:: Recorded information ::

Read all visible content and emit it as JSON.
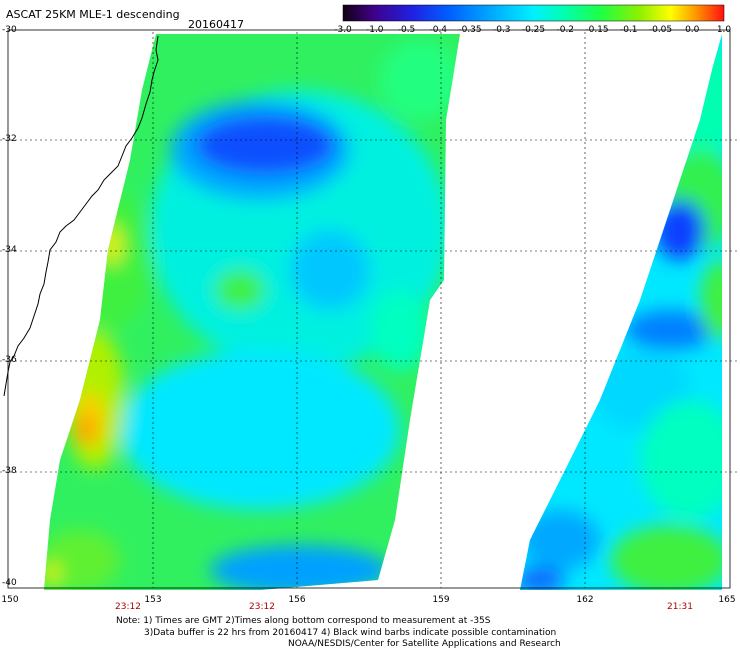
{
  "header": {
    "title": "ASCAT 25KM MLE-1 descending",
    "date": "20160417"
  },
  "colorbar": {
    "labels": [
      "-3.0",
      "-1.0",
      "-0.5",
      "-0.4",
      "-0.35",
      "-0.3",
      "-0.25",
      "-0.2",
      "-0.15",
      "-0.1",
      "-0.05",
      "0.0",
      "1.0"
    ],
    "colors": [
      "#200020",
      "#5000a0",
      "#1010e0",
      "#0050ff",
      "#0098ff",
      "#00d8ff",
      "#00ffd8",
      "#00ff80",
      "#40f040",
      "#b0f000",
      "#ffff00",
      "#ffa000",
      "#ff2000"
    ]
  },
  "map": {
    "lat_labels": [
      "-30",
      "-32",
      "-34",
      "-36",
      "-38",
      "-40"
    ],
    "lon_labels": [
      "150",
      "153",
      "156",
      "159",
      "162",
      "165"
    ],
    "time_labels": [
      "23:12",
      "23:12",
      "21:31"
    ]
  },
  "footer": {
    "note1": "Note: 1) Times are GMT 2)Times along bottom correspond to measurement at -35S",
    "note2": "3)Data buffer is 22 hrs from 20160417 4) Black wind barbs indicate possible contamination",
    "credit": "NOAA/NESDIS/Center for Satellite Applications and Research"
  }
}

:::

* _Required work_: Omitting all images, print the listing exactly.

* _Correct output_:
Read all visible content and emit it as JSON.
{
  "header": {
    "title": "ASCAT 25KM MLE-1 descending",
    "date": "20160417"
  },
  "colorbar": {
    "labels": [
      "-3.0",
      "-1.0",
      "-0.5",
      "-0.4",
      "-0.35",
      "-0.3",
      "-0.25",
      "-0.2",
      "-0.15",
      "-0.1",
      "-0.05",
      "0.0",
      "1.0"
    ],
    "colors": [
      "#200020",
      "#5000a0",
      "#1010e0",
      "#0050ff",
      "#0098ff",
      "#00d8ff",
      "#00ffd8",
      "#00ff80",
      "#40f040",
      "#b0f000",
      "#ffff00",
      "#ffa000",
      "#ff2000"
    ]
  },
  "map": {
    "lat_labels": [
      "-30",
      "-32",
      "-34",
      "-36",
      "-38",
      "-40"
    ],
    "lon_labels": [
      "150",
      "153",
      "156",
      "159",
      "162",
      "165"
    ],
    "time_labels": [
      "23:12",
      "23:12",
      "21:31"
    ]
  },
  "footer": {
    "note1": "Note: 1) Times are GMT 2)Times along bottom correspond to measurement at -35S",
    "note2": "3)Data buffer is 22 hrs from 20160417 4) Black wind barbs indicate possible contamination",
    "credit": "NOAA/NESDIS/Center for Satellite Applications and Research"
  }
}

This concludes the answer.